» **Work to complete**
Where a line contains the word "screenshot", copy that line.
-- START Entries --
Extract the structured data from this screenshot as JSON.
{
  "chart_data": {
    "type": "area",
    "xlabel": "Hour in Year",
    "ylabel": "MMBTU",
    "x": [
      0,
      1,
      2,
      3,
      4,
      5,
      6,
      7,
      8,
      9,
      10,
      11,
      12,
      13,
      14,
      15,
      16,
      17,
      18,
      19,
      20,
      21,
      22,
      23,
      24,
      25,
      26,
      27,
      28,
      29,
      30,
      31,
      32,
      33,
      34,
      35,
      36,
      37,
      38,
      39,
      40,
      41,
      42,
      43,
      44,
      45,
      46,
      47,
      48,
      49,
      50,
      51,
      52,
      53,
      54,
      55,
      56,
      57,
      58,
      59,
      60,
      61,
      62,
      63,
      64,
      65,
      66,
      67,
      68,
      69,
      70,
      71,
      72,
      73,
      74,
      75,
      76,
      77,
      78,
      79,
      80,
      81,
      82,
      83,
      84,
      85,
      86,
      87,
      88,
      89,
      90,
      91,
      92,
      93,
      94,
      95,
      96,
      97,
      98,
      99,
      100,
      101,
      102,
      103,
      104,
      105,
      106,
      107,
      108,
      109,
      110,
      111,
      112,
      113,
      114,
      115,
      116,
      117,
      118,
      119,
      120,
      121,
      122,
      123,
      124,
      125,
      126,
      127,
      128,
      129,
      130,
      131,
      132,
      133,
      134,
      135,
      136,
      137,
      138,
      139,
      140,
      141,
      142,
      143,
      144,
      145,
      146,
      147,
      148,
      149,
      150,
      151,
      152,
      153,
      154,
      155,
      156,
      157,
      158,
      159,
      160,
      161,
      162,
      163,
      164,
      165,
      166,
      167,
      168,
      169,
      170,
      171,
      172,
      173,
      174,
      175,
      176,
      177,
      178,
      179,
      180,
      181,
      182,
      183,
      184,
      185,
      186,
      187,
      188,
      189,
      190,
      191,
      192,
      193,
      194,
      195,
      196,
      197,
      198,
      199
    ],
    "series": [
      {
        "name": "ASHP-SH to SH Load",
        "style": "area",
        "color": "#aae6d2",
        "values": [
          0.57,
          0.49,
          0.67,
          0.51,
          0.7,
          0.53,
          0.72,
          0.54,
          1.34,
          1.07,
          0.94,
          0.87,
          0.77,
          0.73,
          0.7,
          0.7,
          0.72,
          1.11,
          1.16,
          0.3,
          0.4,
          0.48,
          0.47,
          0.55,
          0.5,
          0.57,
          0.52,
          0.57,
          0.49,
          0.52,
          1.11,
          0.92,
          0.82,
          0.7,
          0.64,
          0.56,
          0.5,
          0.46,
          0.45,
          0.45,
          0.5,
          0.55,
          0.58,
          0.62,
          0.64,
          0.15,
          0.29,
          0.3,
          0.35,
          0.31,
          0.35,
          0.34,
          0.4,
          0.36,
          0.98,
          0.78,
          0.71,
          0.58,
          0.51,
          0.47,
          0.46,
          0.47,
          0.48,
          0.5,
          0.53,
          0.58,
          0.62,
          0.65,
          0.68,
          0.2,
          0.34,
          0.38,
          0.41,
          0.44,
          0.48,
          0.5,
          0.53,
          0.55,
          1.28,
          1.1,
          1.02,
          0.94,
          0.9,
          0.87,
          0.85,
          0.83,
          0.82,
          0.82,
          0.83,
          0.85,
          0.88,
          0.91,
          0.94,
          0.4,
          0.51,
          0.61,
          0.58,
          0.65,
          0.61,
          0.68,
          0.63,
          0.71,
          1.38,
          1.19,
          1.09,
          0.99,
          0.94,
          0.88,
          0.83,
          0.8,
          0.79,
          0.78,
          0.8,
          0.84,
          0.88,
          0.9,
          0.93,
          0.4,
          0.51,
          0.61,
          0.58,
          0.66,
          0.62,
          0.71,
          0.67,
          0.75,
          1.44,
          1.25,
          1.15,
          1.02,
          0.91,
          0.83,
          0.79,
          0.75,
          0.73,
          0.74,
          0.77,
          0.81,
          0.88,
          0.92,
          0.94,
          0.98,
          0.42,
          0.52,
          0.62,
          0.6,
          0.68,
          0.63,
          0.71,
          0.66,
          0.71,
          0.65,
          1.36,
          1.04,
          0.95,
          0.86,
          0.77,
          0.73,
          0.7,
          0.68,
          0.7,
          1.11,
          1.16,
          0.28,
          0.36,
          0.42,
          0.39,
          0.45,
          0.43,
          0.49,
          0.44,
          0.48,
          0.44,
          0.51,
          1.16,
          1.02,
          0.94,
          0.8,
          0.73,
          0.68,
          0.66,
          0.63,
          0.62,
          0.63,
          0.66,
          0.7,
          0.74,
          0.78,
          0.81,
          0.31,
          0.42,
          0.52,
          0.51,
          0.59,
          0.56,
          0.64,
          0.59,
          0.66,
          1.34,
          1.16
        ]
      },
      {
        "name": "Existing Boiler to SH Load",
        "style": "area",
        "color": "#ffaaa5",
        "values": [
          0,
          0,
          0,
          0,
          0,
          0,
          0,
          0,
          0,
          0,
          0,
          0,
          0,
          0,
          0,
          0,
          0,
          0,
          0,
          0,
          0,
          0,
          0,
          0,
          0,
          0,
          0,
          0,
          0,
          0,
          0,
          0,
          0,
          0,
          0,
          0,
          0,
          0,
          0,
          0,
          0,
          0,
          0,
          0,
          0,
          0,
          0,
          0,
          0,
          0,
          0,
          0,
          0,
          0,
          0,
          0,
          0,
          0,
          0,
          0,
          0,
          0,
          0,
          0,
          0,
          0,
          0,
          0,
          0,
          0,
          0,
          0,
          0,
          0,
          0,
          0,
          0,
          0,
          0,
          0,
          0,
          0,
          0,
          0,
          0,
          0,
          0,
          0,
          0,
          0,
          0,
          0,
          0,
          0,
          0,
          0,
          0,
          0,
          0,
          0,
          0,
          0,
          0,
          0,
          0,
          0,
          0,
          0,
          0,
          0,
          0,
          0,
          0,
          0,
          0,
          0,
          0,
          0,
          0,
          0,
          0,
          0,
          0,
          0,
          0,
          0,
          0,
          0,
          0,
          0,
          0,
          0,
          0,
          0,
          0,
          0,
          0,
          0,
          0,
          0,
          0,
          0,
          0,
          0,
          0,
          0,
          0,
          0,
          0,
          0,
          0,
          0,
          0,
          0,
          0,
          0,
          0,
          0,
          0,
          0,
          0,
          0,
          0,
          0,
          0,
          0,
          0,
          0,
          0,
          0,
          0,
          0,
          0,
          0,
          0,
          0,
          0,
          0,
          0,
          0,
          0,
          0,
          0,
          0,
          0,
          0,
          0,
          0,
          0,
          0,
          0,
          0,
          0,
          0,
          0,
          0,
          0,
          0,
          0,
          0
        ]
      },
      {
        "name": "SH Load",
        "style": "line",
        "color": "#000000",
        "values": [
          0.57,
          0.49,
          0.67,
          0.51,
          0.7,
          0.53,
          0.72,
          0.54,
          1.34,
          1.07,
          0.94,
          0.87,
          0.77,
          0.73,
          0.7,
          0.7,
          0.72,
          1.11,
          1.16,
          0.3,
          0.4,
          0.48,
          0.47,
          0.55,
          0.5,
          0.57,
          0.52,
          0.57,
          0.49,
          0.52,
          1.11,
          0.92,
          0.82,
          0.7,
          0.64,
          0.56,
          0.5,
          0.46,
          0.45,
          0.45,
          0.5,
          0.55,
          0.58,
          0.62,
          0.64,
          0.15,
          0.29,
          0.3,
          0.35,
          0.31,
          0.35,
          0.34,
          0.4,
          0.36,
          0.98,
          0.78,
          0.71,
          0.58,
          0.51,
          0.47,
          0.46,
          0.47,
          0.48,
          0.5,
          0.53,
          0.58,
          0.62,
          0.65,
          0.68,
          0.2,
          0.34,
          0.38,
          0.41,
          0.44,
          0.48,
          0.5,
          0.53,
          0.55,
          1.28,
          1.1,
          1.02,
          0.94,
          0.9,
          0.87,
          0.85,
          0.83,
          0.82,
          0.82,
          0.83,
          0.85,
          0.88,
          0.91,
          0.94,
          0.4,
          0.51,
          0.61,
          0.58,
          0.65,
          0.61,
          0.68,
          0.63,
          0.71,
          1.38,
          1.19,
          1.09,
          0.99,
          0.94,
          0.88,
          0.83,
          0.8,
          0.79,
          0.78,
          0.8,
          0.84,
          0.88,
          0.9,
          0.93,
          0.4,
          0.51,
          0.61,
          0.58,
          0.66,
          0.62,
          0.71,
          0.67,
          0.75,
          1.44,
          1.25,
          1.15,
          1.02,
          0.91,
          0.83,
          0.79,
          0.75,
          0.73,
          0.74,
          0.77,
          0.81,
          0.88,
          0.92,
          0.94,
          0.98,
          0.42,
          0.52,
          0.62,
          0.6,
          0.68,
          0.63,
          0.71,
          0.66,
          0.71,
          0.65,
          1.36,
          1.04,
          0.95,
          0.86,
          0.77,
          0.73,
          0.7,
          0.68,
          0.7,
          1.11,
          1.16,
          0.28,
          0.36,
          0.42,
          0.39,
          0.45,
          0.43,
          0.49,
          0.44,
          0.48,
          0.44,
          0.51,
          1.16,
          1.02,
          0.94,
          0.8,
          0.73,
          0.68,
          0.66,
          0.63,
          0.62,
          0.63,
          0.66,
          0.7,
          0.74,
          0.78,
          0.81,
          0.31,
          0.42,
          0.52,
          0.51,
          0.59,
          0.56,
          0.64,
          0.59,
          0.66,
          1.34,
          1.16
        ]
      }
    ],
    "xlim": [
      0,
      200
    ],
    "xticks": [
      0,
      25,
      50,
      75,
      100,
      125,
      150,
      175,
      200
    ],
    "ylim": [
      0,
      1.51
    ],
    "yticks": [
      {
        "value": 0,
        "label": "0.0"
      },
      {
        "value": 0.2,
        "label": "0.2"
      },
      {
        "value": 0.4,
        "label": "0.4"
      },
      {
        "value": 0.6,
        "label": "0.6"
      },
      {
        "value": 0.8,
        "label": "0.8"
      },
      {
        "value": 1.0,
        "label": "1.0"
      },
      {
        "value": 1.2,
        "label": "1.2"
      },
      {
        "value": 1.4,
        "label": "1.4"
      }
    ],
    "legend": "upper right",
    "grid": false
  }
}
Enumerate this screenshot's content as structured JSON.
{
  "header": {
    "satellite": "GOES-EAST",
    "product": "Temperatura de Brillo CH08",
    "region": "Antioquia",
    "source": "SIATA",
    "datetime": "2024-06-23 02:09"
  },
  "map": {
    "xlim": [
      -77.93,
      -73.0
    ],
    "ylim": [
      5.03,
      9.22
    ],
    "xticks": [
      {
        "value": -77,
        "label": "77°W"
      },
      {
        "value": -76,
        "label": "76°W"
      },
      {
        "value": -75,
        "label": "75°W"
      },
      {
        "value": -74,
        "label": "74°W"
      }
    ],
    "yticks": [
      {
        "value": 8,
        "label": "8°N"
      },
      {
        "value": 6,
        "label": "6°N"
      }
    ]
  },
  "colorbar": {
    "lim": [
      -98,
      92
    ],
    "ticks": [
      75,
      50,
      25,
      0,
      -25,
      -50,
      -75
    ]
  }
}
-- END Entries --
» **Answer in full**
Extract the structured data from this screenshot as JSON.
Enumerate this screenshot's content as structured JSON.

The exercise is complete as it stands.